(Transcribed page data)
----------------
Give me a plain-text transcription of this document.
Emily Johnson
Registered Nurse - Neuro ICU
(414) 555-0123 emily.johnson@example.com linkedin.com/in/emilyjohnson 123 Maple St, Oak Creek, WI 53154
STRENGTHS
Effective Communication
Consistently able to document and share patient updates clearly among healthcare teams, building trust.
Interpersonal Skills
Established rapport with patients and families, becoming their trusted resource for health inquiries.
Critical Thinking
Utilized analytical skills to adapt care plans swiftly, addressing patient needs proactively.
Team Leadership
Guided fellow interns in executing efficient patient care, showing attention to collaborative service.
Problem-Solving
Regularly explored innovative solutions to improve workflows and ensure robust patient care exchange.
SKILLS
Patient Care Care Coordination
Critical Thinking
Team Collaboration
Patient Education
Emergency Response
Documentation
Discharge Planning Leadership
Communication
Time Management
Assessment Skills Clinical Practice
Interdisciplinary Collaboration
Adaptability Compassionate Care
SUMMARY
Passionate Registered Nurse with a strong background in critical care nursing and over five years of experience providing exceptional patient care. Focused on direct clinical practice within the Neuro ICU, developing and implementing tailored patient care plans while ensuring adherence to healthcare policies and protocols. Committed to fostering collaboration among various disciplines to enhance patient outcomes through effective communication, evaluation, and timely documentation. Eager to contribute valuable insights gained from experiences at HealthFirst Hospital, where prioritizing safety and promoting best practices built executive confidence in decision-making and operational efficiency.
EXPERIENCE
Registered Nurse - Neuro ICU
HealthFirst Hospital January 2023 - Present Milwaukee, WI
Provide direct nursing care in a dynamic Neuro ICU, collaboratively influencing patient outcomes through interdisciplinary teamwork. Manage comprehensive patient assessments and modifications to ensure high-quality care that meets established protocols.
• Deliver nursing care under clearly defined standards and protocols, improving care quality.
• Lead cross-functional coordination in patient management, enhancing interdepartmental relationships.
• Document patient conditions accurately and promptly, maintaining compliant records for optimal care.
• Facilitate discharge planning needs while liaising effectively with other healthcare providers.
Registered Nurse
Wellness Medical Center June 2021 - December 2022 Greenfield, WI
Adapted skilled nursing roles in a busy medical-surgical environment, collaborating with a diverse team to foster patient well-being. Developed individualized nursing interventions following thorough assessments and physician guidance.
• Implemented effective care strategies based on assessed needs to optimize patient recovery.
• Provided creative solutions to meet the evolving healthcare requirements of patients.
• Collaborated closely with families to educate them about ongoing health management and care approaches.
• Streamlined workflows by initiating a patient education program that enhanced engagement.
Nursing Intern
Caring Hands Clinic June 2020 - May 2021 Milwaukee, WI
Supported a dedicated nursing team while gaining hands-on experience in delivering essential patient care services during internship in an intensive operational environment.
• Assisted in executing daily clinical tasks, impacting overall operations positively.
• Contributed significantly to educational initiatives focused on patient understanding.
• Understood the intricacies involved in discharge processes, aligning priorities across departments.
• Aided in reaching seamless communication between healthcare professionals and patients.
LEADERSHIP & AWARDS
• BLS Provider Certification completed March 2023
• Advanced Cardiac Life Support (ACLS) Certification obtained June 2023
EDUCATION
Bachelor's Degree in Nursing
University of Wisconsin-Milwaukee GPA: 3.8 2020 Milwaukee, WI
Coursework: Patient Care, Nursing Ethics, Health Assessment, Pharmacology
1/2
----------------
▸ WHAT THE TASK REQUIRES
Give back every line of the data above exactly as written.

▸ ANSWER TO THE PROBLEM
Give me a plain-text transcription of this document.
Emily Johnson
Registered Nurse - Neuro ICU
(414) 555-0123 emily.johnson@example.com linkedin.com/in/emilyjohnson 123 Maple St, Oak Creek, WI 53154
STRENGTHS
Effective Communication
Consistently able to document and share patient updates clearly among healthcare teams, building trust.
Interpersonal Skills
Established rapport with patients and families, becoming their trusted resource for health inquiries.
Critical Thinking
Utilized analytical skills to adapt care plans swiftly, addressing patient needs proactively.
Team Leadership
Guided fellow interns in executing efficient patient care, showing attention to collaborative service.
Problem-Solving
Regularly explored innovative solutions to improve workflows and ensure robust patient care exchange.
SKILLS
Patient Care Care Coordination
Critical Thinking
Team Collaboration
Patient Education
Emergency Response
Documentation
Discharge Planning Leadership
Communication
Time Management
Assessment Skills Clinical Practice
Interdisciplinary Collaboration
Adaptability Compassionate Care
SUMMARY
Passionate Registered Nurse with a strong background in critical care nursing and over five years of experience providing exceptional patient care. Focused on direct clinical practice within the Neuro ICU, developing and implementing tailored patient care plans while ensuring adherence to healthcare policies and protocols. Committed to fostering collaboration among various disciplines to enhance patient outcomes through effective communication, evaluation, and timely documentation. Eager to contribute valuable insights gained from experiences at HealthFirst Hospital, where prioritizing safety and promoting best practices built executive confidence in decision-making and operational efficiency.
EXPERIENCE
Registered Nurse - Neuro ICU
HealthFirst Hospital January 2023 - Present Milwaukee, WI
Provide direct nursing care in a dynamic Neuro ICU, collaboratively influencing patient outcomes through interdisciplinary teamwork. Manage comprehensive patient assessments and modifications to ensure high-quality care that meets established protocols.
• Deliver nursing care under clearly defined standards and protocols, improving care quality.
• Lead cross-functional coordination in patient management, enhancing interdepartmental relationships.
• Document patient conditions accurately and promptly, maintaining compliant records for optimal care.
• Facilitate discharge planning needs while liaising effectively with other healthcare providers.
Registered Nurse
Wellness Medical Center June 2021 - December 2022 Greenfield, WI
Adapted skilled nursing roles in a busy medical-surgical environment, collaborating with a diverse team to foster patient well-being. Developed individualized nursing interventions following thorough assessments and physician guidance.
• Implemented effective care strategies based on assessed needs to optimize patient recovery.
• Provided creative solutions to meet the evolving healthcare requirements of patients.
• Collaborated closely with families to educate them about ongoing health management and care approaches.
• Streamlined workflows by initiating a patient education program that enhanced engagement.
Nursing Intern
Caring Hands Clinic June 2020 - May 2021 Milwaukee, WI
Supported a dedicated nursing team while gaining hands-on experience in delivering essential patient care services during internship in an intensive operational environment.
• Assisted in executing daily clinical tasks, impacting overall operations positively.
• Contributed significantly to educational initiatives focused on patient understanding.
• Understood the intricacies involved in discharge processes, aligning priorities across departments.
• Aided in reaching seamless communication between healthcare professionals and patients.
LEADERSHIP & AWARDS
• BLS Provider Certification completed March 2023
• Advanced Cardiac Life Support (ACLS) Certification obtained June 2023
EDUCATION
Bachelor's Degree in Nursing
University of Wisconsin-Milwaukee GPA: 3.8 2020 Milwaukee, WI
Coursework: Patient Care, Nursing Ethics, Health Assessment, Pharmacology
1/2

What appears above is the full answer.